What you are asked to do:
Count the lines in the records below that contain the string "seated", treating case as significant, and give only that number.
***
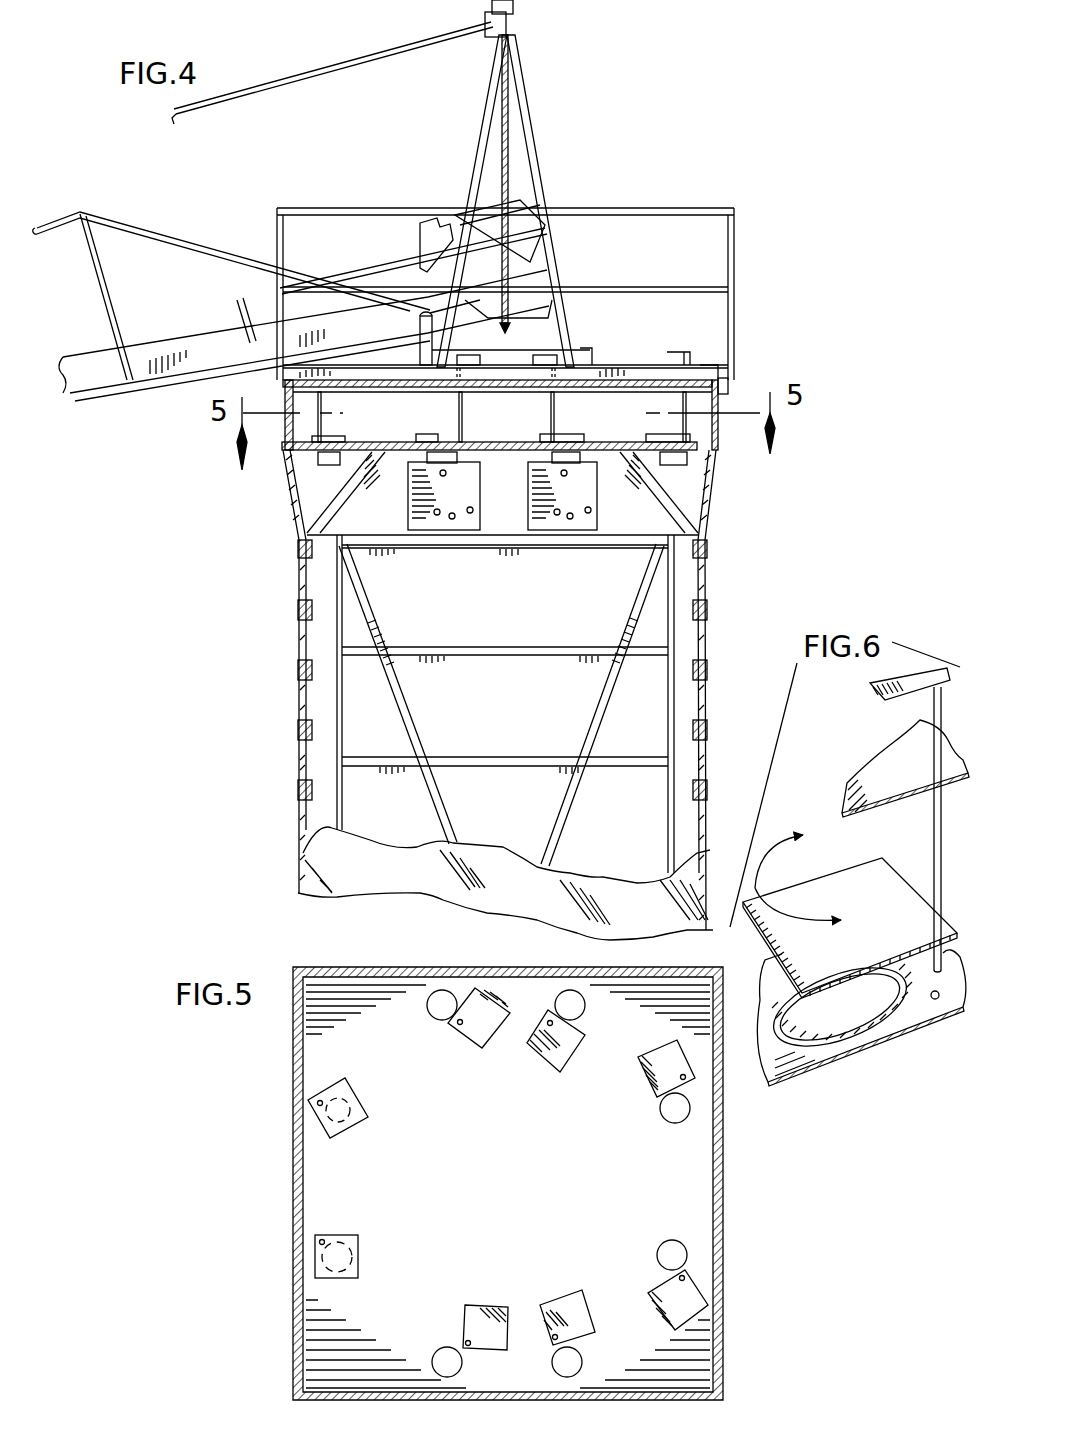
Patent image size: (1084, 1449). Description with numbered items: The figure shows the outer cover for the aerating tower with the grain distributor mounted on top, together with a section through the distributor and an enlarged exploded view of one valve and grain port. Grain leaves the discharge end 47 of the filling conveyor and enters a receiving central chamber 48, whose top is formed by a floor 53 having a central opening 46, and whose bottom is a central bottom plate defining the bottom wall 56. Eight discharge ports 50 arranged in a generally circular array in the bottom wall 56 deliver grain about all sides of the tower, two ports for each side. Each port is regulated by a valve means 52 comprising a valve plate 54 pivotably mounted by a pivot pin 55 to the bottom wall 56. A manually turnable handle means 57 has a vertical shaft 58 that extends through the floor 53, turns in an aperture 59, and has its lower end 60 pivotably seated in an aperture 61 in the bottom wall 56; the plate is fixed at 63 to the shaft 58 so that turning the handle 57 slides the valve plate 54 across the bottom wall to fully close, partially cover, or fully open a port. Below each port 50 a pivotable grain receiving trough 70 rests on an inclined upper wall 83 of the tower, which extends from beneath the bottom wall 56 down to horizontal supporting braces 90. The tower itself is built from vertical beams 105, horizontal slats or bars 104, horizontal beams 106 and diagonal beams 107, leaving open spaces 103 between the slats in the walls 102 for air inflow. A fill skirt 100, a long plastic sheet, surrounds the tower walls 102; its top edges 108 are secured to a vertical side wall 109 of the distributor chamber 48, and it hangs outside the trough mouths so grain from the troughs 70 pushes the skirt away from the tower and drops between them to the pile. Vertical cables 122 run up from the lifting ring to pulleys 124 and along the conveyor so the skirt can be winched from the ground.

In FIG. 4, the opening 46 is at (493, 348).
In FIG. 4, the discharge end 47 is at (537, 322).
In FIG. 4, the central chamber 48 is at (511, 429).
In FIG. 4, the discharge ports 50 is at (343, 440).
In FIG. 5, the discharge ports 50 is at (442, 990).
In FIG. 5, the valve means 52 is at (478, 1048).
In FIG. 6, the valve means 52 is at (817, 718).
In FIG. 4, the floor 53 is at (707, 377).
In FIG. 6, the floor 53 is at (847, 761).
In FIG. 5, the valve plate 54 is at (570, 1071).
In FIG. 5, the pivot pin 55 is at (547, 1012).
In FIG. 4, the bottom wall 56 is at (397, 440).
In FIG. 5, the bottom wall 56 is at (536, 1217).
In FIG. 6, the bottom wall 56 is at (818, 1067).
In FIG. 4, the handle means 57 is at (684, 350).
In FIG. 6, the handle means 57 is at (878, 702).
In FIG. 6, the vertical shaft 58 is at (933, 832).
In FIG. 6, the aperture 59 is at (927, 773).
In FIG. 6, the lower end 60 is at (901, 953).
In FIG. 6, the aperture 61 is at (935, 1000).
In FIG. 6, the fixing point 63 is at (917, 933).
In FIG. 4, the grain receiving troughs 70 is at (316, 490).
In FIG. 4, the inclined upper wall 83 is at (382, 520).
In FIG. 4, the horizontal supporting braces 90 is at (598, 540).
In FIG. 4, the fill skirt 100 is at (712, 625).
In FIG. 4, the walls 102 is at (298, 613).
In FIG. 4, the open spaces 103 is at (712, 647).
In FIG. 4, the horizontal slats or bars 104 is at (712, 675).
In FIG. 4, the vertical beams 105 is at (328, 727).
In FIG. 4, the horizontal beams 106 is at (490, 647).
In FIG. 4, the diagonal beams 107 is at (628, 613).
In FIG. 4, the top edges 108 is at (722, 392).
In FIG. 4, the vertical side wall 109 is at (286, 383).
In FIG. 4, the vertical cables 122 is at (509, 128).
In FIG. 4, the pulleys 124 is at (513, 21).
***
Solution for this problem:
1